• _DO THIS_: Copy each line below that includes "ЗВЕДЕНОГО".

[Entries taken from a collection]
▶

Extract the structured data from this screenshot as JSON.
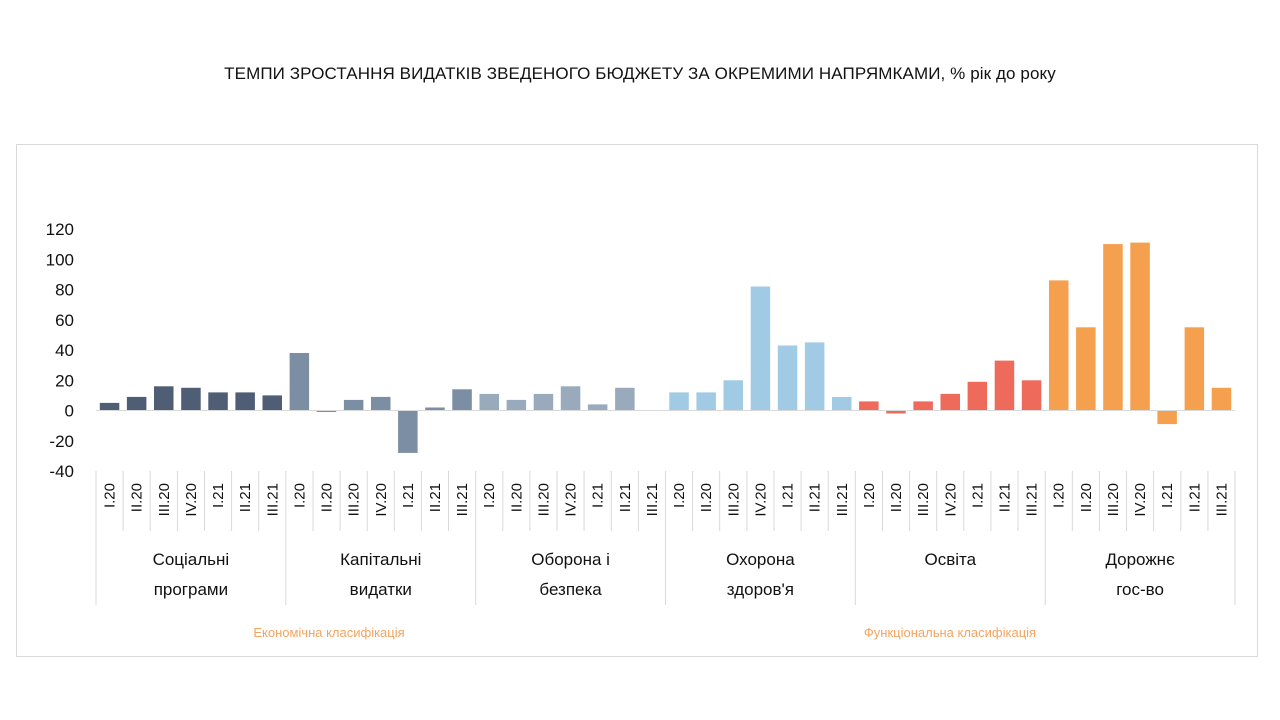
{
  "title": "ТЕМПИ ЗРОСТАННЯ ВИДАТКІВ ЗВЕДЕНОГО БЮДЖЕТУ ЗА ОКРЕМИМИ  НАПРЯМКАМИ, % рік до року",
  "classifications": [
    {
      "label": "Економічна класифікація",
      "color": "#f4a460"
    },
    {
      "label": "Функціональна класифікація",
      "color": "#f4a460"
    }
  ],
  "chart_data": {
    "type": "bar",
    "title": "ТЕМПИ ЗРОСТАННЯ ВИДАТКІВ ЗВЕДЕНОГО БЮДЖЕТУ ЗА ОКРЕМИМИ  НАПРЯМКАМИ, % рік до року",
    "xlabel": "",
    "ylabel": "",
    "ylim": [
      -40,
      120
    ],
    "yticks": [
      -40,
      -20,
      0,
      20,
      40,
      60,
      80,
      100,
      120
    ],
    "grid": false,
    "legend": "none",
    "categories": [
      "I.20",
      "II.20",
      "III.20",
      "IV.20",
      "I.21",
      "II.21",
      "III.21"
    ],
    "groups": [
      {
        "label": [
          "Соціальні",
          "програми"
        ],
        "color": "#4f5d75",
        "values": [
          5,
          9,
          16,
          15,
          12,
          12,
          10
        ]
      },
      {
        "label": [
          "Капітальні",
          "видатки"
        ],
        "color": "#7b8ea3",
        "values": [
          38,
          -1,
          7,
          9,
          -28,
          2,
          14
        ]
      },
      {
        "label": [
          "Оборона і",
          "безпека"
        ],
        "color": "#9aaabd",
        "values": [
          11,
          7,
          11,
          16,
          4,
          15,
          null
        ]
      },
      {
        "label": [
          "Охорона",
          "здоров'я"
        ],
        "color": "#a1cbe5",
        "values": [
          12,
          12,
          20,
          82,
          43,
          45,
          9
        ]
      },
      {
        "label": [
          "Освіта"
        ],
        "color": "#ee6a5a",
        "values": [
          6,
          -2,
          6,
          11,
          19,
          33,
          20
        ]
      },
      {
        "label": [
          "Дорожнє",
          "гос-во"
        ],
        "color": "#f4a04e",
        "values": [
          86,
          55,
          110,
          111,
          -9,
          55,
          15
        ]
      }
    ]
  }
}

◀

• _IN RESPONSE_:
  "title": "ТЕМПИ ЗРОСТАННЯ ВИДАТКІВ ЗВЕДЕНОГО БЮДЖЕТУ ЗА ОКРЕМИМИ  НАПРЯМКАМИ, % рік до року",
    "title": "ТЕМПИ ЗРОСТАННЯ ВИДАТКІВ ЗВЕДЕНОГО БЮДЖЕТУ ЗА ОКРЕМИМИ  НАПРЯМКАМИ, % рік до року",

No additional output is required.